§ **ЗАДАНИЕ**
Замените в этих строках «Patent image size» на «Figure size», больше ничего не меняя.

§ **ИСХОДНЫЕ ДАННЫЕ**
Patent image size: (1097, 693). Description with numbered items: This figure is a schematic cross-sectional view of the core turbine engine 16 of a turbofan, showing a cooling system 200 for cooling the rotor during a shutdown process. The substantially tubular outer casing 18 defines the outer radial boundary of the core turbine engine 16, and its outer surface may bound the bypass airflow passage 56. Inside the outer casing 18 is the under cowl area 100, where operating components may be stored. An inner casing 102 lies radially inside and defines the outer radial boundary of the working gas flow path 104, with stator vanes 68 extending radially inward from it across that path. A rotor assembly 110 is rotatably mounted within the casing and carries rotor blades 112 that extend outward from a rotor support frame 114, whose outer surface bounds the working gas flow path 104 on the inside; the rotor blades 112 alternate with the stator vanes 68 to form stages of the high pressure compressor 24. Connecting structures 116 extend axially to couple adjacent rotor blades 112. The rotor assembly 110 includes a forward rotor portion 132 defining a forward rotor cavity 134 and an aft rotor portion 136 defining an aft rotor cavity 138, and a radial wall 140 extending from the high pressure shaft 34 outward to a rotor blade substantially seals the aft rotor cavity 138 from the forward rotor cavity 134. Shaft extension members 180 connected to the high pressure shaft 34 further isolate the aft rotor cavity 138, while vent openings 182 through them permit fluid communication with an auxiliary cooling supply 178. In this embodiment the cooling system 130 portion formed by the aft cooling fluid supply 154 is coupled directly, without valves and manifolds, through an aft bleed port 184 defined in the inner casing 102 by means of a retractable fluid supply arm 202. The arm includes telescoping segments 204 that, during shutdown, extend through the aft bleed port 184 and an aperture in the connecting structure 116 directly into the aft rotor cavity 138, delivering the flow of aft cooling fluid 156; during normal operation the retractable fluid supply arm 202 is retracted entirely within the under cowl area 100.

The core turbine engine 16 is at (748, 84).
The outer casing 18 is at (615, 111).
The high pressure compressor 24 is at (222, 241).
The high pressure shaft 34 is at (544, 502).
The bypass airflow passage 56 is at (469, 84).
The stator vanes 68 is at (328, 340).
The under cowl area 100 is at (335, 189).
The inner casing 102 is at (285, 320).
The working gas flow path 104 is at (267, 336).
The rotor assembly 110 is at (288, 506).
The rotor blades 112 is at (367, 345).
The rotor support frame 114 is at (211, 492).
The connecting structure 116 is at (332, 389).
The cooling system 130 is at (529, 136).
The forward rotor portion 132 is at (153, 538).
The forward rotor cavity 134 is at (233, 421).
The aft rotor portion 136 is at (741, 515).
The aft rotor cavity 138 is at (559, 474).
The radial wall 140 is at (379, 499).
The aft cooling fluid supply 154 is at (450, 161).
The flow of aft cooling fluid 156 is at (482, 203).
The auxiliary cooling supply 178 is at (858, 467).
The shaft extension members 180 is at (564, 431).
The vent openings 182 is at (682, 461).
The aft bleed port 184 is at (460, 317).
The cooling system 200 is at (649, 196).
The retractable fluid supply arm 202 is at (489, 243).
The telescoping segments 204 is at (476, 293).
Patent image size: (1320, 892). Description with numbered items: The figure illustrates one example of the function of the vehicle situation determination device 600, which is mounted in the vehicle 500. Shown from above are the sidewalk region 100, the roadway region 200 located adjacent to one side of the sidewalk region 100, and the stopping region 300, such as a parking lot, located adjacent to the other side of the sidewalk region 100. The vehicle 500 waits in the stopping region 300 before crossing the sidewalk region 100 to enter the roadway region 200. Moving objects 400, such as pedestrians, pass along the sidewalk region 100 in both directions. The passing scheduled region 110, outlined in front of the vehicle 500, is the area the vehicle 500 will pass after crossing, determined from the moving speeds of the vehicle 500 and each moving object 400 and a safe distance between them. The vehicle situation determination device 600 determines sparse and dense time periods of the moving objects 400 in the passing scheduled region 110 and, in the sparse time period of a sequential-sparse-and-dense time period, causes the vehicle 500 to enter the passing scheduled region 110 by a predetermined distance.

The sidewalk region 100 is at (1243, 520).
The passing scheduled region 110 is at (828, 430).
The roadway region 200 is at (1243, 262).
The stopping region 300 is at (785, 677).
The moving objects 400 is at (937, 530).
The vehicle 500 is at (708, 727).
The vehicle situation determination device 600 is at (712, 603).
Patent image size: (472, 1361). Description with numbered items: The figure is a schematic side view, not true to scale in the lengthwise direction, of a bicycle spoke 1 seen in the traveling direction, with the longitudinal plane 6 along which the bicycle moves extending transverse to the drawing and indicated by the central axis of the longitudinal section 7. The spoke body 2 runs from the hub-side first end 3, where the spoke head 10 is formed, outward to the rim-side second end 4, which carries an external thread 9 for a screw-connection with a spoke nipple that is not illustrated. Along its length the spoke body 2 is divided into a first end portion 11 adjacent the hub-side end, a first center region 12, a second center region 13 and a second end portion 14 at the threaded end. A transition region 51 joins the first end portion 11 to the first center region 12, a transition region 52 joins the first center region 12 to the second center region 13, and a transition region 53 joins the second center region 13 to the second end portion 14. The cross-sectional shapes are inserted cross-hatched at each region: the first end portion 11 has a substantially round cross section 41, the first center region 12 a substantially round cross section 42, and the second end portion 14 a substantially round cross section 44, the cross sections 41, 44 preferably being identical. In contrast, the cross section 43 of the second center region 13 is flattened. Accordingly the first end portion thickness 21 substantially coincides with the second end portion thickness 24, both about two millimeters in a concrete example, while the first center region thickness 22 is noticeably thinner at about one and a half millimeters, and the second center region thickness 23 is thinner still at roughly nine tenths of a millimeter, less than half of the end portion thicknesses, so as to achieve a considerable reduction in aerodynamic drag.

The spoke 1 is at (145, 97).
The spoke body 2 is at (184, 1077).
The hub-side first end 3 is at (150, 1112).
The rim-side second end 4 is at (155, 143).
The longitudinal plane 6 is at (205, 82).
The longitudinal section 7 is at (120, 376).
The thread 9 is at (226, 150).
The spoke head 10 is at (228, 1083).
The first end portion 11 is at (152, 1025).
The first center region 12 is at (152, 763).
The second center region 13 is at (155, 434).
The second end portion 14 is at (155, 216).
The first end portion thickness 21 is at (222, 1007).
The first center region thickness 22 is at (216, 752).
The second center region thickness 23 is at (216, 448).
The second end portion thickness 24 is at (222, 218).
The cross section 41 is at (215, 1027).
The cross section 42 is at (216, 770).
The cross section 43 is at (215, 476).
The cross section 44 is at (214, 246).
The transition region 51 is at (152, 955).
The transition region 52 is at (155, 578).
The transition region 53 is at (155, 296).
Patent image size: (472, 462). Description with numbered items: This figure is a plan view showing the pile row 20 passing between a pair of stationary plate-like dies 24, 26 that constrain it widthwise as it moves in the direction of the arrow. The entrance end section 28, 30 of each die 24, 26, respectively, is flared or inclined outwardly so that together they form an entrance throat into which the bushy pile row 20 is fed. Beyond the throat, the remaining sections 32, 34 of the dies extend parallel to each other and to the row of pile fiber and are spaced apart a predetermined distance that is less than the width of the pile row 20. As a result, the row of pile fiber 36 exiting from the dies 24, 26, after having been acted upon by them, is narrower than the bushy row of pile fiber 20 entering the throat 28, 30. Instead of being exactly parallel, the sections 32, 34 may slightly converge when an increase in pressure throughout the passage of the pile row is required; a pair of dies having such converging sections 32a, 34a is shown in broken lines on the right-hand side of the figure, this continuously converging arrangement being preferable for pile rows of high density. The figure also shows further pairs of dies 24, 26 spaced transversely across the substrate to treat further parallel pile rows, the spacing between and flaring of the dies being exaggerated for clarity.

§ **ВЫПОЛНЕННОЕ ЗАДАНИЕ**
Figure size: (1097, 693). Description with numbered items: This figure is a schematic cross-sectional view of the core turbine engine 16 of a turbofan, showing a cooling system 200 for cooling the rotor during a shutdown process. The substantially tubular outer casing 18 defines the outer radial boundary of the core turbine engine 16, and its outer surface may bound the bypass airflow passage 56. Inside the outer casing 18 is the under cowl area 100, where operating components may be stored. An inner casing 102 lies radially inside and defines the outer radial boundary of the working gas flow path 104, with stator vanes 68 extending radially inward from it across that path. A rotor assembly 110 is rotatably mounted within the casing and carries rotor blades 112 that extend outward from a rotor support frame 114, whose outer surface bounds the working gas flow path 104 on the inside; the rotor blades 112 alternate with the stator vanes 68 to form stages of the high pressure compressor 24. Connecting structures 116 extend axially to couple adjacent rotor blades 112. The rotor assembly 110 includes a forward rotor portion 132 defining a forward rotor cavity 134 and an aft rotor portion 136 defining an aft rotor cavity 138, and a radial wall 140 extending from the high pressure shaft 34 outward to a rotor blade substantially seals the aft rotor cavity 138 from the forward rotor cavity 134. Shaft extension members 180 connected to the high pressure shaft 34 further isolate the aft rotor cavity 138, while vent openings 182 through them permit fluid communication with an auxiliary cooling supply 178. In this embodiment the cooling system 130 portion formed by the aft cooling fluid supply 154 is coupled directly, without valves and manifolds, through an aft bleed port 184 defined in the inner casing 102 by means of a retractable fluid supply arm 202. The arm includes telescoping segments 204 that, during shutdown, extend through the aft bleed port 184 and an aperture in the connecting structure 116 directly into the aft rotor cavity 138, delivering the flow of aft cooling fluid 156; during normal operation the retractable fluid supply arm 202 is retracted entirely within the under cowl area 100.

The core turbine engine 16 is at (748, 84).
The outer casing 18 is at (615, 111).
The high pressure compressor 24 is at (222, 241).
The high pressure shaft 34 is at (544, 502).
The bypass airflow passage 56 is at (469, 84).
The stator vanes 68 is at (328, 340).
The under cowl area 100 is at (335, 189).
The inner casing 102 is at (285, 320).
The working gas flow path 104 is at (267, 336).
The rotor assembly 110 is at (288, 506).
The rotor blades 112 is at (367, 345).
The rotor support frame 114 is at (211, 492).
The connecting structure 116 is at (332, 389).
The cooling system 130 is at (529, 136).
The forward rotor portion 132 is at (153, 538).
The forward rotor cavity 134 is at (233, 421).
The aft rotor portion 136 is at (741, 515).
The aft rotor cavity 138 is at (559, 474).
The radial wall 140 is at (379, 499).
The aft cooling fluid supply 154 is at (450, 161).
The flow of aft cooling fluid 156 is at (482, 203).
The auxiliary cooling supply 178 is at (858, 467).
The shaft extension members 180 is at (564, 431).
The vent openings 182 is at (682, 461).
The aft bleed port 184 is at (460, 317).
The cooling system 200 is at (649, 196).
The retractable fluid supply arm 202 is at (489, 243).
The telescoping segments 204 is at (476, 293).
Figure size: (1320, 892). Description with numbered items: The figure illustrates one example of the function of the vehicle situation determination device 600, which is mounted in the vehicle 500. Shown from above are the sidewalk region 100, the roadway region 200 located adjacent to one side of the sidewalk region 100, and the stopping region 300, such as a parking lot, located adjacent to the other side of the sidewalk region 100. The vehicle 500 waits in the stopping region 300 before crossing the sidewalk region 100 to enter the roadway region 200. Moving objects 400, such as pedestrians, pass along the sidewalk region 100 in both directions. The passing scheduled region 110, outlined in front of the vehicle 500, is the area the vehicle 500 will pass after crossing, determined from the moving speeds of the vehicle 500 and each moving object 400 and a safe distance between them. The vehicle situation determination device 600 determines sparse and dense time periods of the moving objects 400 in the passing scheduled region 110 and, in the sparse time period of a sequential-sparse-and-dense time period, causes the vehicle 500 to enter the passing scheduled region 110 by a predetermined distance.

The sidewalk region 100 is at (1243, 520).
The passing scheduled region 110 is at (828, 430).
The roadway region 200 is at (1243, 262).
The stopping region 300 is at (785, 677).
The moving objects 400 is at (937, 530).
The vehicle 500 is at (708, 727).
The vehicle situation determination device 600 is at (712, 603).
Figure size: (472, 1361). Description with numbered items: The figure is a schematic side view, not true to scale in the lengthwise direction, of a bicycle spoke 1 seen in the traveling direction, with the longitudinal plane 6 along which the bicycle moves extending transverse to the drawing and indicated by the central axis of the longitudinal section 7. The spoke body 2 runs from the hub-side first end 3, where the spoke head 10 is formed, outward to the rim-side second end 4, which carries an external thread 9 for a screw-connection with a spoke nipple that is not illustrated. Along its length the spoke body 2 is divided into a first end portion 11 adjacent the hub-side end, a first center region 12, a second center region 13 and a second end portion 14 at the threaded end. A transition region 51 joins the first end portion 11 to the first center region 12, a transition region 52 joins the first center region 12 to the second center region 13, and a transition region 53 joins the second center region 13 to the second end portion 14. The cross-sectional shapes are inserted cross-hatched at each region: the first end portion 11 has a substantially round cross section 41, the first center region 12 a substantially round cross section 42, and the second end portion 14 a substantially round cross section 44, the cross sections 41, 44 preferably being identical. In contrast, the cross section 43 of the second center region 13 is flattened. Accordingly the first end portion thickness 21 substantially coincides with the second end portion thickness 24, both about two millimeters in a concrete example, while the first center region thickness 22 is noticeably thinner at about one and a half millimeters, and the second center region thickness 23 is thinner still at roughly nine tenths of a millimeter, less than half of the end portion thicknesses, so as to achieve a considerable reduction in aerodynamic drag.

The spoke 1 is at (145, 97).
The spoke body 2 is at (184, 1077).
The hub-side first end 3 is at (150, 1112).
The rim-side second end 4 is at (155, 143).
The longitudinal plane 6 is at (205, 82).
The longitudinal section 7 is at (120, 376).
The thread 9 is at (226, 150).
The spoke head 10 is at (228, 1083).
The first end portion 11 is at (152, 1025).
The first center region 12 is at (152, 763).
The second center region 13 is at (155, 434).
The second end portion 14 is at (155, 216).
The first end portion thickness 21 is at (222, 1007).
The first center region thickness 22 is at (216, 752).
The second center region thickness 23 is at (216, 448).
The second end portion thickness 24 is at (222, 218).
The cross section 41 is at (215, 1027).
The cross section 42 is at (216, 770).
The cross section 43 is at (215, 476).
The cross section 44 is at (214, 246).
The transition region 51 is at (152, 955).
The transition region 52 is at (155, 578).
The transition region 53 is at (155, 296).
Figure size: (472, 462). Description with numbered items: This figure is a plan view showing the pile row 20 passing between a pair of stationary plate-like dies 24, 26 that constrain it widthwise as it moves in the direction of the arrow. The entrance end section 28, 30 of each die 24, 26, respectively, is flared or inclined outwardly so that together they form an entrance throat into which the bushy pile row 20 is fed. Beyond the throat, the remaining sections 32, 34 of the dies extend parallel to each other and to the row of pile fiber and are spaced apart a predetermined distance that is less than the width of the pile row 20. As a result, the row of pile fiber 36 exiting from the dies 24, 26, after having been acted upon by them, is narrower than the bushy row of pile fiber 20 entering the throat 28, 30. Instead of being exactly parallel, the sections 32, 34 may slightly converge when an increase in pressure throughout the passage of the pile row is required; a pair of dies having such converging sections 32a, 34a is shown in broken lines on the right-hand side of the figure, this continuously converging arrangement being preferable for pile rows of high density. The figure also shows further pairs of dies 24, 26 spaced transversely across the substrate to treat further parallel pile rows, the spacing between and flaring of the dies being exaggerated for clarity.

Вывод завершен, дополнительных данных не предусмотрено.